__Stated problem__
Report all lines holding "intercept".

— Start of Listed entries —

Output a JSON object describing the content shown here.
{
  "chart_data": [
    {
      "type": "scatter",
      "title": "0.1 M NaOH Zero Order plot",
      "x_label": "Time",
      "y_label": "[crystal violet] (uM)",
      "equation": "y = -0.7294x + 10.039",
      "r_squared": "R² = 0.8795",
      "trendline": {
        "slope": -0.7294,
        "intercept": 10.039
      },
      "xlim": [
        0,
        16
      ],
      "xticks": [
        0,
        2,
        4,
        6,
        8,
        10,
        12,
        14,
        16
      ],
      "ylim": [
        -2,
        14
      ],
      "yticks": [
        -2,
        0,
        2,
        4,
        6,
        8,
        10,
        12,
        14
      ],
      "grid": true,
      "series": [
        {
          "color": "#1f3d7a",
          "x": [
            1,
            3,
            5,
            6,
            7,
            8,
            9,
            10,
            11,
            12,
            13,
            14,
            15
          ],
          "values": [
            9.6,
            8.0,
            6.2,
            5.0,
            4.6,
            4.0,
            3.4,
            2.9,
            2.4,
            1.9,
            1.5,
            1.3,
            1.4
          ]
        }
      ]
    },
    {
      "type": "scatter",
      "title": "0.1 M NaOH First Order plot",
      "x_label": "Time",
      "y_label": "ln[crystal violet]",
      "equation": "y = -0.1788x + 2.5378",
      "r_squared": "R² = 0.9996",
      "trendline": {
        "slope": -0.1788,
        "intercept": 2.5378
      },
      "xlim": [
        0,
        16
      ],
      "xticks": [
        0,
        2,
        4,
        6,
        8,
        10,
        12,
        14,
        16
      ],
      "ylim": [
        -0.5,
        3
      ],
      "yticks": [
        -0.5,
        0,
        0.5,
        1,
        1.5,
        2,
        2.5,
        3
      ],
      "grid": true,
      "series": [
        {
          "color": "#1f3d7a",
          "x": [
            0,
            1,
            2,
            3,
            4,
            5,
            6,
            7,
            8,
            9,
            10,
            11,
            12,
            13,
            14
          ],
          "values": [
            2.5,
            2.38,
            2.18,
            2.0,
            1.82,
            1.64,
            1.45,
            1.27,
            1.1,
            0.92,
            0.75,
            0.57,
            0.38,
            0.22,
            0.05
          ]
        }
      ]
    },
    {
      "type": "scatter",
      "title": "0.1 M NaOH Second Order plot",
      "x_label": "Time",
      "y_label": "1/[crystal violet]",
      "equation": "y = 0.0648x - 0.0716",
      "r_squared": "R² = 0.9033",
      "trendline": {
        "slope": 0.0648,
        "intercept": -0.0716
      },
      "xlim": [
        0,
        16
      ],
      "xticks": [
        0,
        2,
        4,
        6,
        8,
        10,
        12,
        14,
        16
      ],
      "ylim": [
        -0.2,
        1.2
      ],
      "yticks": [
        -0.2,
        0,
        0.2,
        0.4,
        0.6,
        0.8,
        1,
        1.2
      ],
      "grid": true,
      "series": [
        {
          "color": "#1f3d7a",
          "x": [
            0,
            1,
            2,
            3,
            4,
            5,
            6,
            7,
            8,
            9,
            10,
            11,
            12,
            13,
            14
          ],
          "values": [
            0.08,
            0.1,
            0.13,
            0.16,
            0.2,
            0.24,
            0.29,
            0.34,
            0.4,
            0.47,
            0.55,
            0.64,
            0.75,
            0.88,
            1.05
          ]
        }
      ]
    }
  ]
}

— End of Listed entries —

__Expected answer__
        "intercept": 10.039
        "intercept": 2.5378
        "intercept": -0.0716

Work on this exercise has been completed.